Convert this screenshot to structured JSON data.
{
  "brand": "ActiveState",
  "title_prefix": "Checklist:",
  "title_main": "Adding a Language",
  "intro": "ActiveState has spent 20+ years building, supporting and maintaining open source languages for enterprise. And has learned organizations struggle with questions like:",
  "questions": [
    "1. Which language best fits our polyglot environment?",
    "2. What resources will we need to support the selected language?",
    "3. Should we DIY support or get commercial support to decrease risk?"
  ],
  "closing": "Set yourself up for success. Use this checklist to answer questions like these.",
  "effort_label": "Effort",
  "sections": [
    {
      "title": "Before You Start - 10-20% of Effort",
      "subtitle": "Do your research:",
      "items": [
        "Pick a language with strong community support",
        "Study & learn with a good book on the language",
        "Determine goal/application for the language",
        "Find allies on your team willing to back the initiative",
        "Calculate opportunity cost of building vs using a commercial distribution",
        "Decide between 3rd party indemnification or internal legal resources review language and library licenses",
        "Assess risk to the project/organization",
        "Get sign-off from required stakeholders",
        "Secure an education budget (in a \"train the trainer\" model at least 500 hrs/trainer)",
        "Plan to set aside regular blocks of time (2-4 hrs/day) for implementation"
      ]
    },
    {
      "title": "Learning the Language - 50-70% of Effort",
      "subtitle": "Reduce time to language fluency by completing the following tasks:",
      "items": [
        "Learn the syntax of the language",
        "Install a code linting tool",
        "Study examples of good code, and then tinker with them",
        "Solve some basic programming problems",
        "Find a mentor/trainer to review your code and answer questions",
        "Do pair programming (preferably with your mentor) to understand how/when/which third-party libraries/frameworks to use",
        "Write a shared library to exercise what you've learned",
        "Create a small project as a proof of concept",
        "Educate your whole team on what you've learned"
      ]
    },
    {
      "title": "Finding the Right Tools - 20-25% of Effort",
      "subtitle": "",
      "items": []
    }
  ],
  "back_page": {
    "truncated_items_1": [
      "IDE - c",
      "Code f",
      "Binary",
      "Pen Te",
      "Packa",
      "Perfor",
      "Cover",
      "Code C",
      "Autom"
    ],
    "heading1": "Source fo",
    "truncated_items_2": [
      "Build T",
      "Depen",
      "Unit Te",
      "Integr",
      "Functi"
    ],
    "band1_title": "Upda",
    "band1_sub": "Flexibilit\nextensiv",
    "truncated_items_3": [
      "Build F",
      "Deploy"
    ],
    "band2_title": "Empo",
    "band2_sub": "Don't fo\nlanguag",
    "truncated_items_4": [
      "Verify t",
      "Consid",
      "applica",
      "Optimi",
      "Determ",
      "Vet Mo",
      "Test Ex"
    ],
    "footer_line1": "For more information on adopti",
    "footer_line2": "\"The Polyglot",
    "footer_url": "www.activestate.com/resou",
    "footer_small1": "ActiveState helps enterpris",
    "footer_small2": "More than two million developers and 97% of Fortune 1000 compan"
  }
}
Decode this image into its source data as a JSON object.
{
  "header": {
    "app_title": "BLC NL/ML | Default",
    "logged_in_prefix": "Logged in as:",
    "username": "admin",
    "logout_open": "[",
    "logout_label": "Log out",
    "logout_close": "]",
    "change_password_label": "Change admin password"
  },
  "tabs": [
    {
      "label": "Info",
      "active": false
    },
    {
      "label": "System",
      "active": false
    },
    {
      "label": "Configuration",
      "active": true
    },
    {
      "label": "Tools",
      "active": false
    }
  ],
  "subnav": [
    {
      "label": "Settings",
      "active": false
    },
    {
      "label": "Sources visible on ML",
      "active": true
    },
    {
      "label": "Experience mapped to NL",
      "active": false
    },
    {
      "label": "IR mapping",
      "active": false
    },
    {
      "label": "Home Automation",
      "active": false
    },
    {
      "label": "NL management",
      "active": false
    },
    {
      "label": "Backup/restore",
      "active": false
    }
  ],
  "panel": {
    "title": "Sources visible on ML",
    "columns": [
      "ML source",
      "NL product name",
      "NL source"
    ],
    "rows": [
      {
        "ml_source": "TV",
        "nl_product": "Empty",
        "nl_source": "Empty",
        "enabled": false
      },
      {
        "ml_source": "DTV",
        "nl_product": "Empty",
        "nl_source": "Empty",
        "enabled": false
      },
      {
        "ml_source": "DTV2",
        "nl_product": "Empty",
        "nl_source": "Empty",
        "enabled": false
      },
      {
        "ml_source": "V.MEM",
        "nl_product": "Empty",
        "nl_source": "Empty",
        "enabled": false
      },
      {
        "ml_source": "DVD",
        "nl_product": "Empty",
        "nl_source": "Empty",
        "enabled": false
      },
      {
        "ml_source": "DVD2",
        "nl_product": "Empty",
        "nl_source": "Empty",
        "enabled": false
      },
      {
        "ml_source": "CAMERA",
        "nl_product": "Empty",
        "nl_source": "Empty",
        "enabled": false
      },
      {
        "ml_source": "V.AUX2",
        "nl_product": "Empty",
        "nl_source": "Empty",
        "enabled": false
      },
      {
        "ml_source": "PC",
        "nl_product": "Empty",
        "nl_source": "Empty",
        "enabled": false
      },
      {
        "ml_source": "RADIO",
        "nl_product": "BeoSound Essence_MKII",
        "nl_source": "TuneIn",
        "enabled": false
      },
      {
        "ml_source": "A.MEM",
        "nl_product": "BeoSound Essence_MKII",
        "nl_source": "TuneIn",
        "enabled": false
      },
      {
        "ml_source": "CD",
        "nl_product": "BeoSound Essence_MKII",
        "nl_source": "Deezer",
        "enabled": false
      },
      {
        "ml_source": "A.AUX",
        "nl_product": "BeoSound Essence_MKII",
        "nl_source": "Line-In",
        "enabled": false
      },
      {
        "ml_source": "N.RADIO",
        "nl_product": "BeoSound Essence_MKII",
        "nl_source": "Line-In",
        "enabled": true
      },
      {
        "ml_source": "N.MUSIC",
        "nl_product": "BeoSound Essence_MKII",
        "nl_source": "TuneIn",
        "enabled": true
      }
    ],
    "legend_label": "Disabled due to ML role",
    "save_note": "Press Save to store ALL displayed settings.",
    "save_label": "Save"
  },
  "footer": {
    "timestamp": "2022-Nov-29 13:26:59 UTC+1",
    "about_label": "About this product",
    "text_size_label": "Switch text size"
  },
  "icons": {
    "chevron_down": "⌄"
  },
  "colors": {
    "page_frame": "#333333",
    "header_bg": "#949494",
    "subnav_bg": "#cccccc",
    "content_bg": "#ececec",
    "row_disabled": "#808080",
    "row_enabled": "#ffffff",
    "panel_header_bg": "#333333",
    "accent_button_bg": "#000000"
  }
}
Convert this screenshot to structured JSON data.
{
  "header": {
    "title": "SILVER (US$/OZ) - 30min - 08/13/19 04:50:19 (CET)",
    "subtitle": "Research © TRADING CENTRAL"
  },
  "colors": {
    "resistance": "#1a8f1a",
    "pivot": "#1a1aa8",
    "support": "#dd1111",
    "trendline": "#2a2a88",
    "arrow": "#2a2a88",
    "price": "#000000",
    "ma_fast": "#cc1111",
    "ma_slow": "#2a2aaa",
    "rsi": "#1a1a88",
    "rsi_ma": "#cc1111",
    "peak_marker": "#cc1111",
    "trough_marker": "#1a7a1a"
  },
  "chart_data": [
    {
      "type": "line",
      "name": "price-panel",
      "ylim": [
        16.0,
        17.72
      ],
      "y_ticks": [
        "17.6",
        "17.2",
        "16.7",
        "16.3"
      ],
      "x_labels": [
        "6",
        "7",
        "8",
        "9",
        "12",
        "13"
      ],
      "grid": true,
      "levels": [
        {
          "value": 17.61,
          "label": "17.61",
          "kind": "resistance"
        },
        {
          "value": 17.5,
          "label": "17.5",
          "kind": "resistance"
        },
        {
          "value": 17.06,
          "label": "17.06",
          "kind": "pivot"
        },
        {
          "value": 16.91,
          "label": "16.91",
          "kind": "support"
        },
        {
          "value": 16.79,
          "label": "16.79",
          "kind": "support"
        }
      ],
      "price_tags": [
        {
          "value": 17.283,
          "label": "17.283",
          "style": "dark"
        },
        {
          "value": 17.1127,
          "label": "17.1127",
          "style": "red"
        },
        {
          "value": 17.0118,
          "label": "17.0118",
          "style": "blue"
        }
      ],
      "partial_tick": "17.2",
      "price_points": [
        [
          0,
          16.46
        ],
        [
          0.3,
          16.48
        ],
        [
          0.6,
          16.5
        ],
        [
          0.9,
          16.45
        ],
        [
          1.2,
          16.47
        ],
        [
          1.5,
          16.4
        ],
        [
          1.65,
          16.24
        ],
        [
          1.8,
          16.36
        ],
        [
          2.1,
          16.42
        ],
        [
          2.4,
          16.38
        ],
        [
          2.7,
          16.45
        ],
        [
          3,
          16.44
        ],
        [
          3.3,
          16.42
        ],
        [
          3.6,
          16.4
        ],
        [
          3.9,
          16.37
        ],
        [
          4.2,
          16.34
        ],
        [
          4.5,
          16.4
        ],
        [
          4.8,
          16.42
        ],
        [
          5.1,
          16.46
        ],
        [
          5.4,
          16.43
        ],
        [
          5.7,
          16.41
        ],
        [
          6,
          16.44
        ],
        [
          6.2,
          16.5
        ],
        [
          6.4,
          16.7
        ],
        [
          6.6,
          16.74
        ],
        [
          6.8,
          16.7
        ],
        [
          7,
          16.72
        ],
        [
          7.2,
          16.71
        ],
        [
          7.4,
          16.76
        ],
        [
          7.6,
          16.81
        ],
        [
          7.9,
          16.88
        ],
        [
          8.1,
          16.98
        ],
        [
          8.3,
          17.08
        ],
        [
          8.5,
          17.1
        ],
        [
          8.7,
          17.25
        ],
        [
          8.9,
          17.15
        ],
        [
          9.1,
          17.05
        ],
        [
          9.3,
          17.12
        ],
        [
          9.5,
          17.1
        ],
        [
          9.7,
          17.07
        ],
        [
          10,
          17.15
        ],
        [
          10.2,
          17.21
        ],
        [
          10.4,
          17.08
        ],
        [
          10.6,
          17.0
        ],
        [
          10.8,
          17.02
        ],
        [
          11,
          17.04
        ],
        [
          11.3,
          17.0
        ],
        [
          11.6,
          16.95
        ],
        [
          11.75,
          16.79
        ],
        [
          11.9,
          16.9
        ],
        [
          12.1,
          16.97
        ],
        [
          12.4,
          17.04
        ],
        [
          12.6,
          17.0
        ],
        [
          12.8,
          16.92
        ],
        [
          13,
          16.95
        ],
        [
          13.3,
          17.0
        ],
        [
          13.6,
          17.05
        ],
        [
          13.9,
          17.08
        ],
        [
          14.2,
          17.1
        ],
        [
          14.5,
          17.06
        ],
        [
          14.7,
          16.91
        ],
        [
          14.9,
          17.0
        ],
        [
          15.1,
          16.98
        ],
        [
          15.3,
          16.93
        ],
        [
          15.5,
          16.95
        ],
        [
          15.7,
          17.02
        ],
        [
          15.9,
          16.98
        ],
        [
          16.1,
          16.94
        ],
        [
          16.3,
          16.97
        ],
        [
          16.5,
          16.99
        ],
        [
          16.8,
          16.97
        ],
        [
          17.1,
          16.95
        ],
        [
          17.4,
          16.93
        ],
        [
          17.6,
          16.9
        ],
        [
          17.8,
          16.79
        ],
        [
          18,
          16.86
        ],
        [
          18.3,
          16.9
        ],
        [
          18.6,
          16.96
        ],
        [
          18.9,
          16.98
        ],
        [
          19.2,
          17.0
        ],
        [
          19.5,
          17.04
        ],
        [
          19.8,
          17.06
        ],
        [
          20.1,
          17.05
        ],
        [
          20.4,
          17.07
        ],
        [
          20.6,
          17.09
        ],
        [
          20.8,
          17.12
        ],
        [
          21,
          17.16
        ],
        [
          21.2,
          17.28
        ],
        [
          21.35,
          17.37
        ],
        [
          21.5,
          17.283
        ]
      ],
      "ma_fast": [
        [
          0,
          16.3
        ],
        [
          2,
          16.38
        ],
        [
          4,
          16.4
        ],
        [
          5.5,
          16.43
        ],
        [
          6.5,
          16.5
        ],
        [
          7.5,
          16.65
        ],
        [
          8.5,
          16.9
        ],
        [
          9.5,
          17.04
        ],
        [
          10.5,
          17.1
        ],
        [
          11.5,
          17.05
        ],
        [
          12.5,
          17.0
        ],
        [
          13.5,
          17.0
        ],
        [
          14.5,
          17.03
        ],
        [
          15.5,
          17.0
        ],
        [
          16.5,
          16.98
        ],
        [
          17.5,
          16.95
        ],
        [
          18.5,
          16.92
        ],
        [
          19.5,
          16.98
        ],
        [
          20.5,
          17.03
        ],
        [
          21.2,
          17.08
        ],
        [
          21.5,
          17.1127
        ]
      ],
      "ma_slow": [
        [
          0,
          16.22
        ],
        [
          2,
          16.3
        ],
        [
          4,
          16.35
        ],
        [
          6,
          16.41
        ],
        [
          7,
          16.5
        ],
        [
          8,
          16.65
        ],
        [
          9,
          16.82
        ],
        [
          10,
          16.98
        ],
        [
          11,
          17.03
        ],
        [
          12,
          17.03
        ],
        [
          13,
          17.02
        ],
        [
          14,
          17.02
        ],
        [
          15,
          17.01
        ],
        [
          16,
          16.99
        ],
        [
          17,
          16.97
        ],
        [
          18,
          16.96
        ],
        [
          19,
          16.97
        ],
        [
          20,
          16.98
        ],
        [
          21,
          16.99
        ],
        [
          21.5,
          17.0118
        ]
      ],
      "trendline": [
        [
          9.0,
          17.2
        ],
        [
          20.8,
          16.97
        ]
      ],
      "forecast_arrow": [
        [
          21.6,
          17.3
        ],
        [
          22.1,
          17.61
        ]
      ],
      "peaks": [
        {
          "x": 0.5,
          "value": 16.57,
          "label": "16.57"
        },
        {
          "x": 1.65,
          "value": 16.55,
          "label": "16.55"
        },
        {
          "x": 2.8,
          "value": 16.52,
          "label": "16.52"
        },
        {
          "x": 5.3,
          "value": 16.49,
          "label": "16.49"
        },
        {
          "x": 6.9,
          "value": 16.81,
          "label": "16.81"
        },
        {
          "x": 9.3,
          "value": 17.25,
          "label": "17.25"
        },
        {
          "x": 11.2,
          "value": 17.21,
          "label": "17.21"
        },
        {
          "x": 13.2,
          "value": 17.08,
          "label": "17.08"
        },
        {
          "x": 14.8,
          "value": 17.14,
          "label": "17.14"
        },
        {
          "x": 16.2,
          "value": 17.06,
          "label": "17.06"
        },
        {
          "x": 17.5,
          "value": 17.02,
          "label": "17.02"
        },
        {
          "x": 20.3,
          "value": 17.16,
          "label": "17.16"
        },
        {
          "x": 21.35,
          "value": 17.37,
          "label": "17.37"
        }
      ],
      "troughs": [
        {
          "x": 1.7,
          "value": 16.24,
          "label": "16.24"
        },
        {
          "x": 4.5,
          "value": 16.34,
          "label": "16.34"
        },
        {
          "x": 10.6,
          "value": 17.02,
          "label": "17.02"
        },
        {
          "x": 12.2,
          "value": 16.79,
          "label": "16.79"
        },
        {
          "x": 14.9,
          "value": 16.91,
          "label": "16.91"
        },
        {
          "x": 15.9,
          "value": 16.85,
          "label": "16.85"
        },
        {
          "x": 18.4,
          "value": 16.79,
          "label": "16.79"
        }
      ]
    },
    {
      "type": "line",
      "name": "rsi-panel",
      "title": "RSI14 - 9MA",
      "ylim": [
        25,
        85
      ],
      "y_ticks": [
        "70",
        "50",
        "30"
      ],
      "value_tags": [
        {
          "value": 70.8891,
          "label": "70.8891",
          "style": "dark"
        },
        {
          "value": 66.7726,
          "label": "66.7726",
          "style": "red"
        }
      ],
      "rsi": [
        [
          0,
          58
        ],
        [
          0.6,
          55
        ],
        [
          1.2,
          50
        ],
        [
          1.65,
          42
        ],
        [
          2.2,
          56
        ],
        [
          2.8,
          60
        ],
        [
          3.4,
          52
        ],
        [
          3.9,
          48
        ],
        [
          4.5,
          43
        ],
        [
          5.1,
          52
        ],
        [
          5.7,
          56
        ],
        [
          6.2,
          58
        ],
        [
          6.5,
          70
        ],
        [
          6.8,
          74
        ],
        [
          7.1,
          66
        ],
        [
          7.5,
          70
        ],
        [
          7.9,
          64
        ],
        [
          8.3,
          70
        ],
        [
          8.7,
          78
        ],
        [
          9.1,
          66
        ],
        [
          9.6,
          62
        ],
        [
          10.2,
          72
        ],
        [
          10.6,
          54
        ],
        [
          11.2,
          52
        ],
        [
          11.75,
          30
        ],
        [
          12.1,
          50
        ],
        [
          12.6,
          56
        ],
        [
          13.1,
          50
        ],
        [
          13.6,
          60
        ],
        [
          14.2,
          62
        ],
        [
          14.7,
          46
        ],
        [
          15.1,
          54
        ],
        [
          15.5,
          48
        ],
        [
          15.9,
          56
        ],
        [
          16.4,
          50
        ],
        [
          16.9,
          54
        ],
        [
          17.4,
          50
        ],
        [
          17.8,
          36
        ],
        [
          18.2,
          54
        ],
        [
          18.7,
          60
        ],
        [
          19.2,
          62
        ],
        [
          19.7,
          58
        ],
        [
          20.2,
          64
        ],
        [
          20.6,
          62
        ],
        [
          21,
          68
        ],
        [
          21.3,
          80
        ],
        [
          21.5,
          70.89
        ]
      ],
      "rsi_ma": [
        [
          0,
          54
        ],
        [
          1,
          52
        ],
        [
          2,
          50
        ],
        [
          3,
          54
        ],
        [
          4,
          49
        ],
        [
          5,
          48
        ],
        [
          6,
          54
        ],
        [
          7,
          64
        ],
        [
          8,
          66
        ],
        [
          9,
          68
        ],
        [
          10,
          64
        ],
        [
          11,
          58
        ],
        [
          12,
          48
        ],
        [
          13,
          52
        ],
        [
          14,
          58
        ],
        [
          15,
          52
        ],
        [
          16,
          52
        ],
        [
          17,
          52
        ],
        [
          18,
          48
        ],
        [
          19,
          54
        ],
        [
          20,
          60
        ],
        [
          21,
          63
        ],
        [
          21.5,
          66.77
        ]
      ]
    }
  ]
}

- _TASK_: Look through the material above. Copy each line where the word "Tools" appears.

- _THE COMPLETED TASK_:
      "title": "Finding the Right Tools - 20-25% of Effort",
      "label": "Tools",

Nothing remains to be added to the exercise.